Written instruction: Using the listing below, select the lines with the word "Tower" and copy them.
--- Exercise data ---
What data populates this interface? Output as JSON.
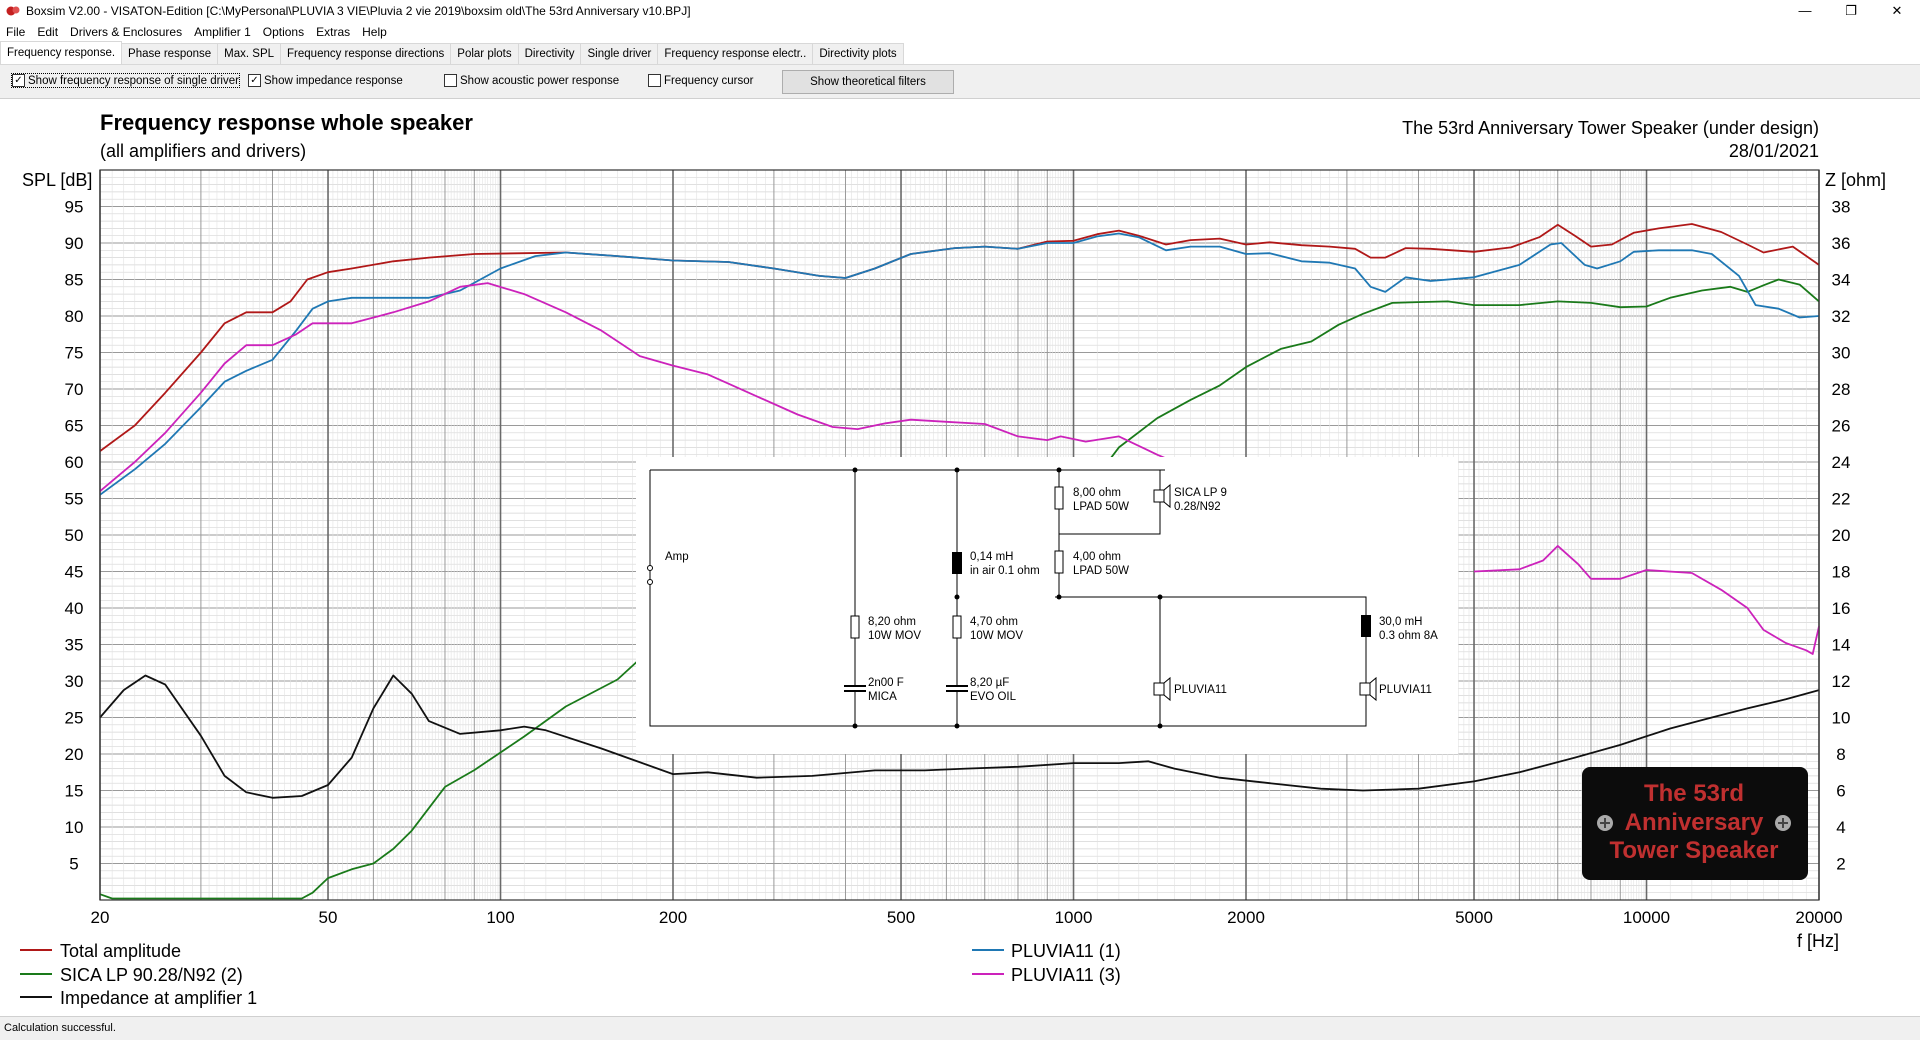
{
  "window": {
    "title": "Boxsim V2.00 - VISATON-Edition [C:\\MyPersonal\\PLUVIA 3 VIE\\Pluvia 2 vie 2019\\boxsim old\\The 53rd Anniversary v10.BPJ]",
    "minimize": "—",
    "maximize": "❐",
    "close": "✕"
  },
  "menu": [
    "File",
    "Edit",
    "Drivers & Enclosures",
    "Amplifier 1",
    "Options",
    "Extras",
    "Help"
  ],
  "tabs": [
    "Frequency response.",
    "Phase response",
    "Max. SPL",
    "Frequency response directions",
    "Polar plots",
    "Directivity",
    "Single driver",
    "Frequency response electr..",
    "Directivity plots"
  ],
  "options": {
    "single_driver": {
      "label": "Show frequency response of single driver",
      "checked": true
    },
    "impedance": {
      "label": "Show impedance response",
      "checked": true
    },
    "acoustic_power": {
      "label": "Show acoustic power response",
      "checked": false
    },
    "freq_cursor": {
      "label": "Frequency cursor",
      "checked": false
    },
    "theoretical_filters": "Show theoretical filters"
  },
  "chart_data": {
    "type": "line",
    "title": "Frequency response whole speaker",
    "subtitle": "(all amplifiers and drivers)",
    "project_title": "The 53rd Anniversary Tower Speaker (under design)",
    "date": "28/01/2021",
    "ylabel": "SPL [dB]",
    "y2label": "Z [ohm]",
    "xlabel": "f [Hz]",
    "x_scale": "log",
    "xlim": [
      20,
      20000
    ],
    "ylim": [
      0,
      100
    ],
    "y2lim": [
      0,
      40
    ],
    "x_ticks": [
      20,
      50,
      100,
      200,
      500,
      1000,
      2000,
      5000,
      10000,
      20000
    ],
    "y_ticks": [
      5,
      10,
      15,
      20,
      25,
      30,
      35,
      40,
      45,
      50,
      55,
      60,
      65,
      70,
      75,
      80,
      85,
      90,
      95
    ],
    "y2_ticks": [
      2,
      4,
      6,
      8,
      10,
      12,
      14,
      16,
      18,
      20,
      22,
      24,
      26,
      28,
      30,
      32,
      34,
      36,
      38
    ],
    "series": [
      {
        "name": "Total amplitude",
        "color": "#b01818",
        "axis": "y",
        "points": [
          [
            20,
            61.5
          ],
          [
            23,
            65
          ],
          [
            26,
            69.5
          ],
          [
            30,
            75
          ],
          [
            33,
            79
          ],
          [
            36,
            80.5
          ],
          [
            40,
            80.5
          ],
          [
            43,
            82
          ],
          [
            46,
            85
          ],
          [
            50,
            86
          ],
          [
            55,
            86.5
          ],
          [
            65,
            87.5
          ],
          [
            75,
            88
          ],
          [
            90,
            88.5
          ],
          [
            110,
            88.6
          ],
          [
            130,
            88.7
          ],
          [
            160,
            88.2
          ],
          [
            200,
            87.6
          ],
          [
            250,
            87.4
          ],
          [
            300,
            86.5
          ],
          [
            360,
            85.5
          ],
          [
            400,
            85.2
          ],
          [
            450,
            86.5
          ],
          [
            520,
            88.5
          ],
          [
            620,
            89.3
          ],
          [
            700,
            89.5
          ],
          [
            800,
            89.2
          ],
          [
            900,
            90.2
          ],
          [
            1000,
            90.3
          ],
          [
            1100,
            91.2
          ],
          [
            1200,
            91.7
          ],
          [
            1300,
            91.0
          ],
          [
            1450,
            89.8
          ],
          [
            1600,
            90.4
          ],
          [
            1800,
            90.6
          ],
          [
            2000,
            89.8
          ],
          [
            2200,
            90.1
          ],
          [
            2500,
            89.7
          ],
          [
            2800,
            89.5
          ],
          [
            3100,
            89.2
          ],
          [
            3300,
            88.0
          ],
          [
            3500,
            88.0
          ],
          [
            3800,
            89.3
          ],
          [
            4200,
            89.2
          ],
          [
            5000,
            88.8
          ],
          [
            5800,
            89.4
          ],
          [
            6500,
            90.8
          ],
          [
            7000,
            92.5
          ],
          [
            7500,
            91.0
          ],
          [
            8000,
            89.5
          ],
          [
            8700,
            89.8
          ],
          [
            9500,
            91.4
          ],
          [
            10500,
            92.0
          ],
          [
            12000,
            92.6
          ],
          [
            13500,
            91.5
          ],
          [
            15000,
            89.8
          ],
          [
            16000,
            88.7
          ],
          [
            18000,
            89.5
          ],
          [
            20000,
            87.0
          ]
        ]
      },
      {
        "name": "SICA LP 90.28/N92  (2)",
        "color": "#1a7a1a",
        "axis": "y",
        "points": [
          [
            20,
            0.8
          ],
          [
            21,
            0.2
          ],
          [
            30,
            0.2
          ],
          [
            45,
            0.2
          ],
          [
            47,
            1
          ],
          [
            50,
            3
          ],
          [
            55,
            4.2
          ],
          [
            60,
            5
          ],
          [
            65,
            7
          ],
          [
            70,
            9.5
          ],
          [
            80,
            15.5
          ],
          [
            90,
            17.8
          ],
          [
            100,
            20.2
          ],
          [
            110,
            22.4
          ],
          [
            130,
            26.5
          ],
          [
            160,
            30.2
          ],
          [
            175,
            33.0
          ],
          [
            1000,
            54
          ],
          [
            1050,
            56
          ],
          [
            1200,
            62
          ],
          [
            1400,
            66
          ],
          [
            1600,
            68.5
          ],
          [
            1800,
            70.5
          ],
          [
            2000,
            73
          ],
          [
            2300,
            75.5
          ],
          [
            2600,
            76.5
          ],
          [
            2900,
            78.8
          ],
          [
            3200,
            80.3
          ],
          [
            3600,
            81.8
          ],
          [
            4000,
            81.9
          ],
          [
            4500,
            82.0
          ],
          [
            5000,
            81.5
          ],
          [
            6000,
            81.5
          ],
          [
            7000,
            82.0
          ],
          [
            8000,
            81.8
          ],
          [
            9000,
            81.2
          ],
          [
            10000,
            81.3
          ],
          [
            11000,
            82.5
          ],
          [
            12500,
            83.5
          ],
          [
            14000,
            84.0
          ],
          [
            15000,
            83.3
          ],
          [
            16000,
            84.2
          ],
          [
            17000,
            85.0
          ],
          [
            18500,
            84.3
          ],
          [
            20000,
            82.0
          ]
        ]
      },
      {
        "name": "PLUVIA11 (1)",
        "color": "#1f78b4",
        "axis": "y",
        "points": [
          [
            20,
            55.5
          ],
          [
            23,
            59
          ],
          [
            26,
            62.5
          ],
          [
            30,
            67.5
          ],
          [
            33,
            71
          ],
          [
            36,
            72.5
          ],
          [
            40,
            74
          ],
          [
            44,
            78
          ],
          [
            47,
            81
          ],
          [
            50,
            82
          ],
          [
            55,
            82.5
          ],
          [
            65,
            82.5
          ],
          [
            75,
            82.5
          ],
          [
            85,
            83.5
          ],
          [
            100,
            86.5
          ],
          [
            115,
            88.2
          ],
          [
            130,
            88.7
          ],
          [
            160,
            88.2
          ],
          [
            200,
            87.6
          ],
          [
            250,
            87.4
          ],
          [
            300,
            86.5
          ],
          [
            360,
            85.5
          ],
          [
            400,
            85.2
          ],
          [
            450,
            86.5
          ],
          [
            520,
            88.5
          ],
          [
            620,
            89.3
          ],
          [
            700,
            89.5
          ],
          [
            800,
            89.2
          ],
          [
            900,
            90.0
          ],
          [
            1000,
            90.0
          ],
          [
            1100,
            90.9
          ],
          [
            1200,
            91.3
          ],
          [
            1300,
            90.8
          ],
          [
            1450,
            89.0
          ],
          [
            1600,
            89.5
          ],
          [
            1800,
            89.5
          ],
          [
            2000,
            88.5
          ],
          [
            2200,
            88.6
          ],
          [
            2500,
            87.5
          ],
          [
            2800,
            87.3
          ],
          [
            3100,
            86.5
          ],
          [
            3300,
            84.0
          ],
          [
            3500,
            83.3
          ],
          [
            3800,
            85.3
          ],
          [
            4200,
            84.8
          ],
          [
            5000,
            85.3
          ],
          [
            6000,
            87.0
          ],
          [
            6800,
            89.8
          ],
          [
            7100,
            90.0
          ],
          [
            7800,
            87.0
          ],
          [
            8200,
            86.5
          ],
          [
            9000,
            87.5
          ],
          [
            9500,
            88.8
          ],
          [
            10500,
            89.0
          ],
          [
            12000,
            89.0
          ],
          [
            13000,
            88.5
          ],
          [
            14500,
            85.5
          ],
          [
            15500,
            81.5
          ],
          [
            17000,
            81.0
          ],
          [
            18500,
            79.8
          ],
          [
            20000,
            80.0
          ]
        ]
      },
      {
        "name": "PLUVIA11 (3)",
        "color": "#cc22bb",
        "axis": "y",
        "points": [
          [
            20,
            56
          ],
          [
            23,
            60
          ],
          [
            26,
            64
          ],
          [
            30,
            69.5
          ],
          [
            33,
            73.5
          ],
          [
            36,
            76
          ],
          [
            40,
            76
          ],
          [
            44,
            77.5
          ],
          [
            47,
            79
          ],
          [
            55,
            79
          ],
          [
            65,
            80.5
          ],
          [
            75,
            82
          ],
          [
            85,
            84.0
          ],
          [
            95,
            84.5
          ],
          [
            110,
            83
          ],
          [
            130,
            80.5
          ],
          [
            150,
            78
          ],
          [
            175,
            74.5
          ],
          [
            200,
            73.2
          ],
          [
            230,
            72
          ],
          [
            280,
            69
          ],
          [
            330,
            66.5
          ],
          [
            380,
            64.8
          ],
          [
            420,
            64.5
          ],
          [
            470,
            65.3
          ],
          [
            520,
            65.8
          ],
          [
            600,
            65.5
          ],
          [
            700,
            65.2
          ],
          [
            800,
            63.5
          ],
          [
            900,
            63.0
          ],
          [
            950,
            63.5
          ],
          [
            1050,
            62.8
          ],
          [
            1200,
            63.5
          ],
          [
            1400,
            61
          ],
          [
            1500,
            60
          ]
        ],
        "segments": [
          [
            [
              5000,
              45.0
            ],
            [
              6000,
              45.3
            ],
            [
              6600,
              46.5
            ],
            [
              7000,
              48.5
            ],
            [
              7600,
              46.0
            ],
            [
              8000,
              44.0
            ],
            [
              9000,
              44.0
            ],
            [
              10000,
              45.2
            ],
            [
              12000,
              44.8
            ],
            [
              13500,
              42.5
            ],
            [
              15000,
              40.0
            ],
            [
              16000,
              37.0
            ],
            [
              17500,
              35.2
            ],
            [
              19000,
              34.2
            ],
            [
              19500,
              33.7
            ],
            [
              20000,
              37.5
            ]
          ]
        ]
      },
      {
        "name": "Impedance at amplifier 1",
        "color": "#111111",
        "axis": "y2",
        "points": [
          [
            20,
            10.0
          ],
          [
            22,
            11.5
          ],
          [
            24,
            12.3
          ],
          [
            26,
            11.8
          ],
          [
            30,
            9.0
          ],
          [
            33,
            6.8
          ],
          [
            36,
            5.9
          ],
          [
            40,
            5.6
          ],
          [
            45,
            5.7
          ],
          [
            50,
            6.3
          ],
          [
            55,
            7.8
          ],
          [
            60,
            10.5
          ],
          [
            65,
            12.3
          ],
          [
            70,
            11.3
          ],
          [
            75,
            9.8
          ],
          [
            85,
            9.1
          ],
          [
            100,
            9.3
          ],
          [
            110,
            9.5
          ],
          [
            120,
            9.3
          ],
          [
            150,
            8.3
          ],
          [
            200,
            6.9
          ],
          [
            230,
            7.0
          ],
          [
            280,
            6.7
          ],
          [
            350,
            6.8
          ],
          [
            450,
            7.1
          ],
          [
            550,
            7.1
          ],
          [
            650,
            7.2
          ],
          [
            800,
            7.3
          ],
          [
            1000,
            7.5
          ],
          [
            1200,
            7.5
          ],
          [
            1350,
            7.6
          ],
          [
            1500,
            7.2
          ],
          [
            1800,
            6.7
          ],
          [
            2200,
            6.4
          ],
          [
            2700,
            6.1
          ],
          [
            3200,
            6.0
          ],
          [
            4000,
            6.1
          ],
          [
            5000,
            6.5
          ],
          [
            6000,
            7.0
          ],
          [
            7500,
            7.8
          ],
          [
            9000,
            8.5
          ],
          [
            11000,
            9.4
          ],
          [
            13000,
            10.0
          ],
          [
            15000,
            10.5
          ],
          [
            17500,
            11.0
          ],
          [
            20000,
            11.5
          ]
        ]
      }
    ],
    "legend": {
      "placement": "bottom",
      "left": [
        "Total amplitude",
        "SICA LP 90.28/N92  (2)",
        "Impedance at amplifier 1"
      ],
      "right": [
        "PLUVIA11 (1)",
        "PLUVIA11 (3)"
      ]
    }
  },
  "schematic": {
    "amp": "Amp",
    "components": [
      {
        "id": "r1",
        "line1": "8,20 ohm",
        "line2": "10W MOV"
      },
      {
        "id": "c1",
        "line1": "2n00 F",
        "line2": "MICA"
      },
      {
        "id": "l1",
        "line1": "0,14 mH",
        "line2": "in air 0.1 ohm"
      },
      {
        "id": "r2",
        "line1": "4,70 ohm",
        "line2": "10W MOV"
      },
      {
        "id": "c2",
        "line1": "8,20 µF",
        "line2": "EVO OIL"
      },
      {
        "id": "r3",
        "line1": "8,00 ohm",
        "line2": "LPAD 50W"
      },
      {
        "id": "r4",
        "line1": "4,00 ohm",
        "line2": "LPAD 50W"
      },
      {
        "id": "d1",
        "line1": "SICA LP 9",
        "line2": "0.28/N92"
      },
      {
        "id": "d2",
        "line1": "PLUVIA11",
        "line2": ""
      },
      {
        "id": "l2",
        "line1": "30,0 mH",
        "line2": "0.3 ohm 8A"
      },
      {
        "id": "d3",
        "line1": "PLUVIA11",
        "line2": ""
      }
    ]
  },
  "logo": {
    "line1": "The 53rd",
    "line2": "Anniversary",
    "line3": "Tower Speaker",
    "color": "#c03030"
  },
  "status": "Calculation successful."
}
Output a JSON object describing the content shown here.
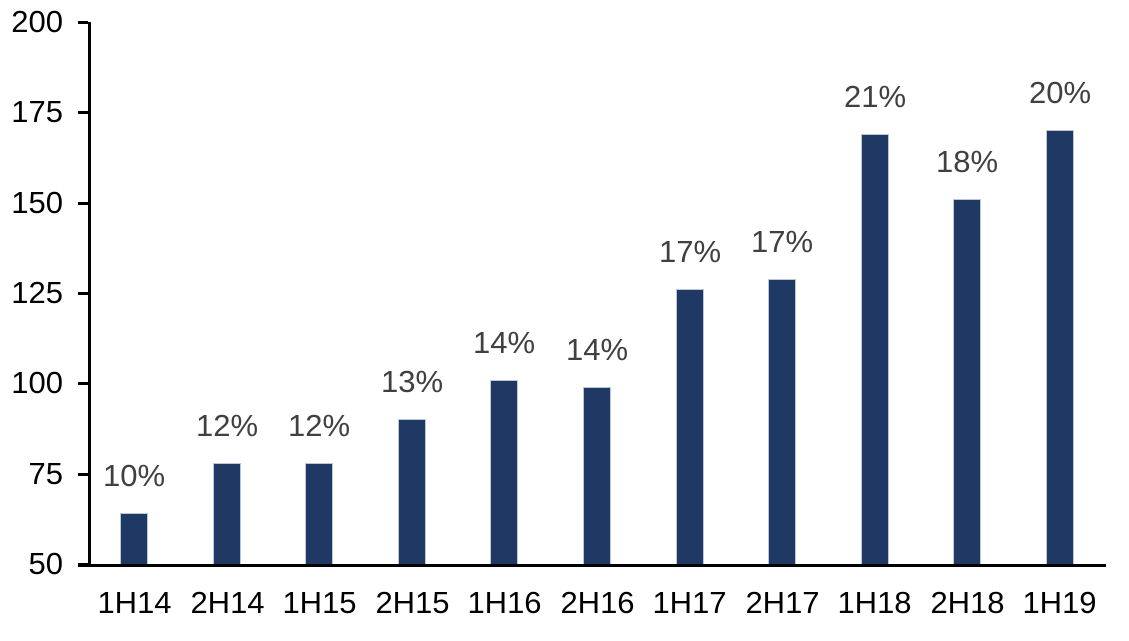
{
  "chart_data": {
    "type": "bar",
    "title": "",
    "xlabel": "",
    "ylabel": "",
    "categories": [
      "1H14",
      "2H14",
      "1H15",
      "2H15",
      "1H16",
      "2H16",
      "1H17",
      "2H17",
      "1H18",
      "2H18",
      "1H19"
    ],
    "values": [
      64,
      78,
      78,
      90,
      101,
      99,
      126,
      129,
      169,
      151,
      170
    ],
    "bar_labels": [
      "10%",
      "12%",
      "12%",
      "13%",
      "14%",
      "14%",
      "17%",
      "17%",
      "21%",
      "18%",
      "20%"
    ],
    "yticks": [
      50,
      75,
      100,
      125,
      150,
      175,
      200
    ],
    "ylim": [
      50,
      200
    ],
    "grid": false,
    "legend": null,
    "colors": {
      "bar_fill": "#1F3864",
      "bar_border": "#BCC8DA",
      "data_label": "#404040",
      "axis": "#000000",
      "tick_label": "#000000",
      "background": "#FFFFFF"
    }
  }
}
---
Result of the task:
    "project_title": "The 53rd Anniversary Tower Speaker (under design)",
    "line3": "Tower Speaker",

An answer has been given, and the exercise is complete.